AIM: Select all lines holding the word "course" from the entries that follow.
--- start of INPUT MATERIAL ---
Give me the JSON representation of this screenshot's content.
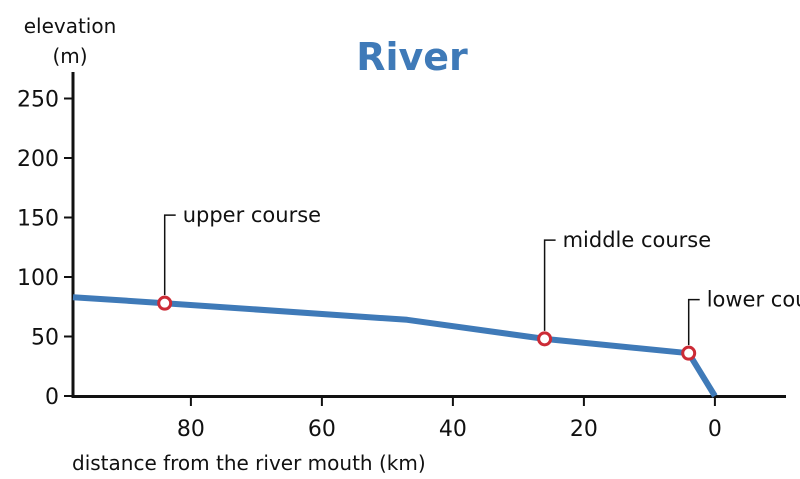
{
  "chart_data": {
    "type": "line",
    "title": "River",
    "ylabel_line1": "elevation",
    "ylabel_line2": "(m)",
    "xlabel": "distance from the river mouth (km)",
    "xlim": [
      98,
      -12
    ],
    "ylim": [
      0,
      265
    ],
    "x_axis_reversed": true,
    "y_ticks": [
      0,
      50,
      100,
      150,
      200,
      250
    ],
    "x_ticks": [
      80,
      60,
      40,
      20,
      0
    ],
    "grid": false,
    "series": [
      {
        "color": "#3f7ab8",
        "points": [
          {
            "x": 98,
            "y": 83
          },
          {
            "x": 84,
            "y": 78
          },
          {
            "x": 47,
            "y": 64
          },
          {
            "x": 26,
            "y": 48
          },
          {
            "x": 4,
            "y": 36
          },
          {
            "x": 0,
            "y": 0
          }
        ]
      }
    ],
    "annotations": [
      {
        "label": "upper course",
        "x": 84,
        "y": 78,
        "label_y": 152
      },
      {
        "label": "middle course",
        "x": 26,
        "y": 48,
        "label_y": 131
      },
      {
        "label": "lower course",
        "x": 4,
        "y": 36,
        "label_y": 81
      }
    ],
    "colors": {
      "line": "#3f7ab8",
      "title": "#3f7ab8",
      "marker_edge": "#cc2b36",
      "marker_fill": "#ffffff",
      "axis": "#111111"
    }
  }
}
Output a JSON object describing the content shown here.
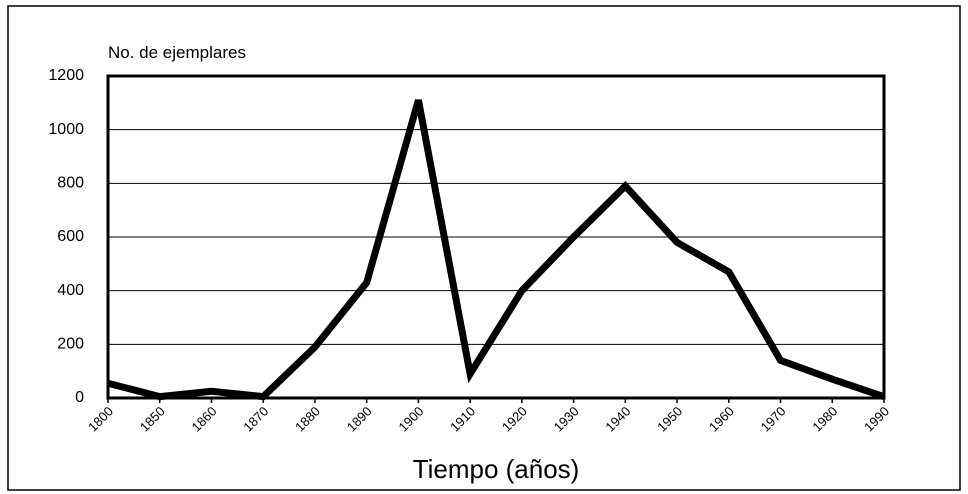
{
  "chart_data": {
    "type": "line",
    "y_label": "No. de ejemplares",
    "x_label": "Tiempo (años)",
    "categories": [
      "1800",
      "1850",
      "1860",
      "1870",
      "1880",
      "1890",
      "1900",
      "1910",
      "1920",
      "1930",
      "1940",
      "1950",
      "1960",
      "1970",
      "1980",
      "1990"
    ],
    "values": [
      55,
      5,
      25,
      5,
      190,
      430,
      1110,
      90,
      400,
      600,
      790,
      580,
      470,
      140,
      70,
      5
    ],
    "color": "#000000",
    "ylim": [
      0,
      1200
    ],
    "yticks": [
      0,
      200,
      400,
      600,
      800,
      1000,
      1200
    ],
    "grid": true
  }
}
--- end of INPUT MATERIAL ---
WRITTEN REPLY:
        "label": "upper course",
        "label": "middle course",
        "label": "lower course",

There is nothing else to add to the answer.